▶ _Written request_:
All of the data should be repeated exactly; pictures are not part of the copy.

▶ _Provided data_:
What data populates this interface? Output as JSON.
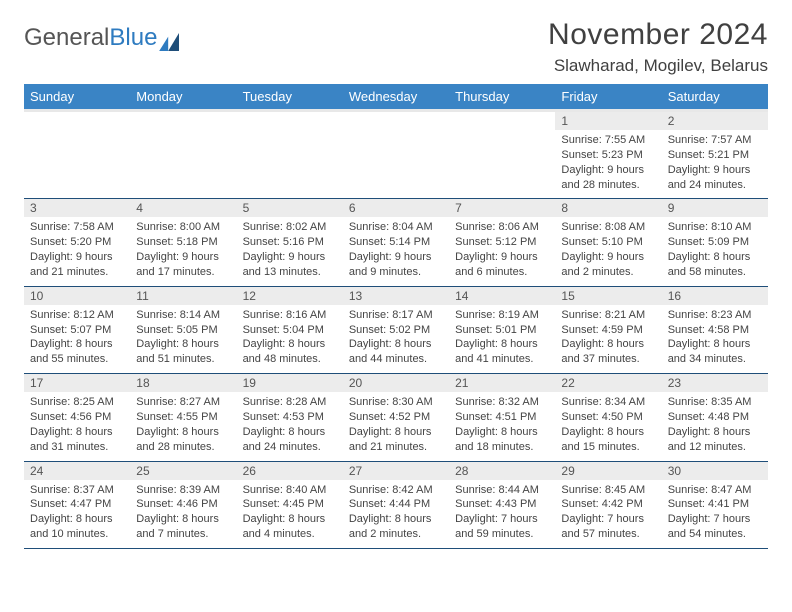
{
  "logo": {
    "text1": "General",
    "text2": "Blue"
  },
  "header": {
    "month": "November 2024",
    "location": "Slawharad, Mogilev, Belarus"
  },
  "colors": {
    "header_bg": "#3a84c5",
    "header_text": "#ffffff",
    "daynum_bg": "#ececec",
    "row_border": "#1f4e79",
    "thead_underline": "#e8e8e8",
    "body_text": "#444444",
    "page_bg": "#ffffff"
  },
  "typography": {
    "month_fontsize": 30,
    "location_fontsize": 17,
    "dayhead_fontsize": 13,
    "daynum_fontsize": 12,
    "cell_fontsize": 11
  },
  "calendar": {
    "type": "table",
    "columns": [
      "Sunday",
      "Monday",
      "Tuesday",
      "Wednesday",
      "Thursday",
      "Friday",
      "Saturday"
    ],
    "weeks": [
      [
        {
          "n": "",
          "sr": "",
          "ss": "",
          "dl": ""
        },
        {
          "n": "",
          "sr": "",
          "ss": "",
          "dl": ""
        },
        {
          "n": "",
          "sr": "",
          "ss": "",
          "dl": ""
        },
        {
          "n": "",
          "sr": "",
          "ss": "",
          "dl": ""
        },
        {
          "n": "",
          "sr": "",
          "ss": "",
          "dl": ""
        },
        {
          "n": "1",
          "sr": "Sunrise: 7:55 AM",
          "ss": "Sunset: 5:23 PM",
          "dl": "Daylight: 9 hours and 28 minutes."
        },
        {
          "n": "2",
          "sr": "Sunrise: 7:57 AM",
          "ss": "Sunset: 5:21 PM",
          "dl": "Daylight: 9 hours and 24 minutes."
        }
      ],
      [
        {
          "n": "3",
          "sr": "Sunrise: 7:58 AM",
          "ss": "Sunset: 5:20 PM",
          "dl": "Daylight: 9 hours and 21 minutes."
        },
        {
          "n": "4",
          "sr": "Sunrise: 8:00 AM",
          "ss": "Sunset: 5:18 PM",
          "dl": "Daylight: 9 hours and 17 minutes."
        },
        {
          "n": "5",
          "sr": "Sunrise: 8:02 AM",
          "ss": "Sunset: 5:16 PM",
          "dl": "Daylight: 9 hours and 13 minutes."
        },
        {
          "n": "6",
          "sr": "Sunrise: 8:04 AM",
          "ss": "Sunset: 5:14 PM",
          "dl": "Daylight: 9 hours and 9 minutes."
        },
        {
          "n": "7",
          "sr": "Sunrise: 8:06 AM",
          "ss": "Sunset: 5:12 PM",
          "dl": "Daylight: 9 hours and 6 minutes."
        },
        {
          "n": "8",
          "sr": "Sunrise: 8:08 AM",
          "ss": "Sunset: 5:10 PM",
          "dl": "Daylight: 9 hours and 2 minutes."
        },
        {
          "n": "9",
          "sr": "Sunrise: 8:10 AM",
          "ss": "Sunset: 5:09 PM",
          "dl": "Daylight: 8 hours and 58 minutes."
        }
      ],
      [
        {
          "n": "10",
          "sr": "Sunrise: 8:12 AM",
          "ss": "Sunset: 5:07 PM",
          "dl": "Daylight: 8 hours and 55 minutes."
        },
        {
          "n": "11",
          "sr": "Sunrise: 8:14 AM",
          "ss": "Sunset: 5:05 PM",
          "dl": "Daylight: 8 hours and 51 minutes."
        },
        {
          "n": "12",
          "sr": "Sunrise: 8:16 AM",
          "ss": "Sunset: 5:04 PM",
          "dl": "Daylight: 8 hours and 48 minutes."
        },
        {
          "n": "13",
          "sr": "Sunrise: 8:17 AM",
          "ss": "Sunset: 5:02 PM",
          "dl": "Daylight: 8 hours and 44 minutes."
        },
        {
          "n": "14",
          "sr": "Sunrise: 8:19 AM",
          "ss": "Sunset: 5:01 PM",
          "dl": "Daylight: 8 hours and 41 minutes."
        },
        {
          "n": "15",
          "sr": "Sunrise: 8:21 AM",
          "ss": "Sunset: 4:59 PM",
          "dl": "Daylight: 8 hours and 37 minutes."
        },
        {
          "n": "16",
          "sr": "Sunrise: 8:23 AM",
          "ss": "Sunset: 4:58 PM",
          "dl": "Daylight: 8 hours and 34 minutes."
        }
      ],
      [
        {
          "n": "17",
          "sr": "Sunrise: 8:25 AM",
          "ss": "Sunset: 4:56 PM",
          "dl": "Daylight: 8 hours and 31 minutes."
        },
        {
          "n": "18",
          "sr": "Sunrise: 8:27 AM",
          "ss": "Sunset: 4:55 PM",
          "dl": "Daylight: 8 hours and 28 minutes."
        },
        {
          "n": "19",
          "sr": "Sunrise: 8:28 AM",
          "ss": "Sunset: 4:53 PM",
          "dl": "Daylight: 8 hours and 24 minutes."
        },
        {
          "n": "20",
          "sr": "Sunrise: 8:30 AM",
          "ss": "Sunset: 4:52 PM",
          "dl": "Daylight: 8 hours and 21 minutes."
        },
        {
          "n": "21",
          "sr": "Sunrise: 8:32 AM",
          "ss": "Sunset: 4:51 PM",
          "dl": "Daylight: 8 hours and 18 minutes."
        },
        {
          "n": "22",
          "sr": "Sunrise: 8:34 AM",
          "ss": "Sunset: 4:50 PM",
          "dl": "Daylight: 8 hours and 15 minutes."
        },
        {
          "n": "23",
          "sr": "Sunrise: 8:35 AM",
          "ss": "Sunset: 4:48 PM",
          "dl": "Daylight: 8 hours and 12 minutes."
        }
      ],
      [
        {
          "n": "24",
          "sr": "Sunrise: 8:37 AM",
          "ss": "Sunset: 4:47 PM",
          "dl": "Daylight: 8 hours and 10 minutes."
        },
        {
          "n": "25",
          "sr": "Sunrise: 8:39 AM",
          "ss": "Sunset: 4:46 PM",
          "dl": "Daylight: 8 hours and 7 minutes."
        },
        {
          "n": "26",
          "sr": "Sunrise: 8:40 AM",
          "ss": "Sunset: 4:45 PM",
          "dl": "Daylight: 8 hours and 4 minutes."
        },
        {
          "n": "27",
          "sr": "Sunrise: 8:42 AM",
          "ss": "Sunset: 4:44 PM",
          "dl": "Daylight: 8 hours and 2 minutes."
        },
        {
          "n": "28",
          "sr": "Sunrise: 8:44 AM",
          "ss": "Sunset: 4:43 PM",
          "dl": "Daylight: 7 hours and 59 minutes."
        },
        {
          "n": "29",
          "sr": "Sunrise: 8:45 AM",
          "ss": "Sunset: 4:42 PM",
          "dl": "Daylight: 7 hours and 57 minutes."
        },
        {
          "n": "30",
          "sr": "Sunrise: 8:47 AM",
          "ss": "Sunset: 4:41 PM",
          "dl": "Daylight: 7 hours and 54 minutes."
        }
      ]
    ]
  }
}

▶ _Result below_:
What data populates this interface? Output as JSON.
{
  "logo": {
    "text1": "General",
    "text2": "Blue"
  },
  "header": {
    "month": "November 2024",
    "location": "Slawharad, Mogilev, Belarus"
  },
  "colors": {
    "header_bg": "#3a84c5",
    "header_text": "#ffffff",
    "daynum_bg": "#ececec",
    "row_border": "#1f4e79",
    "thead_underline": "#e8e8e8",
    "body_text": "#444444",
    "page_bg": "#ffffff"
  },
  "typography": {
    "month_fontsize": 30,
    "location_fontsize": 17,
    "dayhead_fontsize": 13,
    "daynum_fontsize": 12,
    "cell_fontsize": 11
  },
  "calendar": {
    "type": "table",
    "columns": [
      "Sunday",
      "Monday",
      "Tuesday",
      "Wednesday",
      "Thursday",
      "Friday",
      "Saturday"
    ],
    "weeks": [
      [
        {
          "n": "",
          "sr": "",
          "ss": "",
          "dl": ""
        },
        {
          "n": "",
          "sr": "",
          "ss": "",
          "dl": ""
        },
        {
          "n": "",
          "sr": "",
          "ss": "",
          "dl": ""
        },
        {
          "n": "",
          "sr": "",
          "ss": "",
          "dl": ""
        },
        {
          "n": "",
          "sr": "",
          "ss": "",
          "dl": ""
        },
        {
          "n": "1",
          "sr": "Sunrise: 7:55 AM",
          "ss": "Sunset: 5:23 PM",
          "dl": "Daylight: 9 hours and 28 minutes."
        },
        {
          "n": "2",
          "sr": "Sunrise: 7:57 AM",
          "ss": "Sunset: 5:21 PM",
          "dl": "Daylight: 9 hours and 24 minutes."
        }
      ],
      [
        {
          "n": "3",
          "sr": "Sunrise: 7:58 AM",
          "ss": "Sunset: 5:20 PM",
          "dl": "Daylight: 9 hours and 21 minutes."
        },
        {
          "n": "4",
          "sr": "Sunrise: 8:00 AM",
          "ss": "Sunset: 5:18 PM",
          "dl": "Daylight: 9 hours and 17 minutes."
        },
        {
          "n": "5",
          "sr": "Sunrise: 8:02 AM",
          "ss": "Sunset: 5:16 PM",
          "dl": "Daylight: 9 hours and 13 minutes."
        },
        {
          "n": "6",
          "sr": "Sunrise: 8:04 AM",
          "ss": "Sunset: 5:14 PM",
          "dl": "Daylight: 9 hours and 9 minutes."
        },
        {
          "n": "7",
          "sr": "Sunrise: 8:06 AM",
          "ss": "Sunset: 5:12 PM",
          "dl": "Daylight: 9 hours and 6 minutes."
        },
        {
          "n": "8",
          "sr": "Sunrise: 8:08 AM",
          "ss": "Sunset: 5:10 PM",
          "dl": "Daylight: 9 hours and 2 minutes."
        },
        {
          "n": "9",
          "sr": "Sunrise: 8:10 AM",
          "ss": "Sunset: 5:09 PM",
          "dl": "Daylight: 8 hours and 58 minutes."
        }
      ],
      [
        {
          "n": "10",
          "sr": "Sunrise: 8:12 AM",
          "ss": "Sunset: 5:07 PM",
          "dl": "Daylight: 8 hours and 55 minutes."
        },
        {
          "n": "11",
          "sr": "Sunrise: 8:14 AM",
          "ss": "Sunset: 5:05 PM",
          "dl": "Daylight: 8 hours and 51 minutes."
        },
        {
          "n": "12",
          "sr": "Sunrise: 8:16 AM",
          "ss": "Sunset: 5:04 PM",
          "dl": "Daylight: 8 hours and 48 minutes."
        },
        {
          "n": "13",
          "sr": "Sunrise: 8:17 AM",
          "ss": "Sunset: 5:02 PM",
          "dl": "Daylight: 8 hours and 44 minutes."
        },
        {
          "n": "14",
          "sr": "Sunrise: 8:19 AM",
          "ss": "Sunset: 5:01 PM",
          "dl": "Daylight: 8 hours and 41 minutes."
        },
        {
          "n": "15",
          "sr": "Sunrise: 8:21 AM",
          "ss": "Sunset: 4:59 PM",
          "dl": "Daylight: 8 hours and 37 minutes."
        },
        {
          "n": "16",
          "sr": "Sunrise: 8:23 AM",
          "ss": "Sunset: 4:58 PM",
          "dl": "Daylight: 8 hours and 34 minutes."
        }
      ],
      [
        {
          "n": "17",
          "sr": "Sunrise: 8:25 AM",
          "ss": "Sunset: 4:56 PM",
          "dl": "Daylight: 8 hours and 31 minutes."
        },
        {
          "n": "18",
          "sr": "Sunrise: 8:27 AM",
          "ss": "Sunset: 4:55 PM",
          "dl": "Daylight: 8 hours and 28 minutes."
        },
        {
          "n": "19",
          "sr": "Sunrise: 8:28 AM",
          "ss": "Sunset: 4:53 PM",
          "dl": "Daylight: 8 hours and 24 minutes."
        },
        {
          "n": "20",
          "sr": "Sunrise: 8:30 AM",
          "ss": "Sunset: 4:52 PM",
          "dl": "Daylight: 8 hours and 21 minutes."
        },
        {
          "n": "21",
          "sr": "Sunrise: 8:32 AM",
          "ss": "Sunset: 4:51 PM",
          "dl": "Daylight: 8 hours and 18 minutes."
        },
        {
          "n": "22",
          "sr": "Sunrise: 8:34 AM",
          "ss": "Sunset: 4:50 PM",
          "dl": "Daylight: 8 hours and 15 minutes."
        },
        {
          "n": "23",
          "sr": "Sunrise: 8:35 AM",
          "ss": "Sunset: 4:48 PM",
          "dl": "Daylight: 8 hours and 12 minutes."
        }
      ],
      [
        {
          "n": "24",
          "sr": "Sunrise: 8:37 AM",
          "ss": "Sunset: 4:47 PM",
          "dl": "Daylight: 8 hours and 10 minutes."
        },
        {
          "n": "25",
          "sr": "Sunrise: 8:39 AM",
          "ss": "Sunset: 4:46 PM",
          "dl": "Daylight: 8 hours and 7 minutes."
        },
        {
          "n": "26",
          "sr": "Sunrise: 8:40 AM",
          "ss": "Sunset: 4:45 PM",
          "dl": "Daylight: 8 hours and 4 minutes."
        },
        {
          "n": "27",
          "sr": "Sunrise: 8:42 AM",
          "ss": "Sunset: 4:44 PM",
          "dl": "Daylight: 8 hours and 2 minutes."
        },
        {
          "n": "28",
          "sr": "Sunrise: 8:44 AM",
          "ss": "Sunset: 4:43 PM",
          "dl": "Daylight: 7 hours and 59 minutes."
        },
        {
          "n": "29",
          "sr": "Sunrise: 8:45 AM",
          "ss": "Sunset: 4:42 PM",
          "dl": "Daylight: 7 hours and 57 minutes."
        },
        {
          "n": "30",
          "sr": "Sunrise: 8:47 AM",
          "ss": "Sunset: 4:41 PM",
          "dl": "Daylight: 7 hours and 54 minutes."
        }
      ]
    ]
  }
}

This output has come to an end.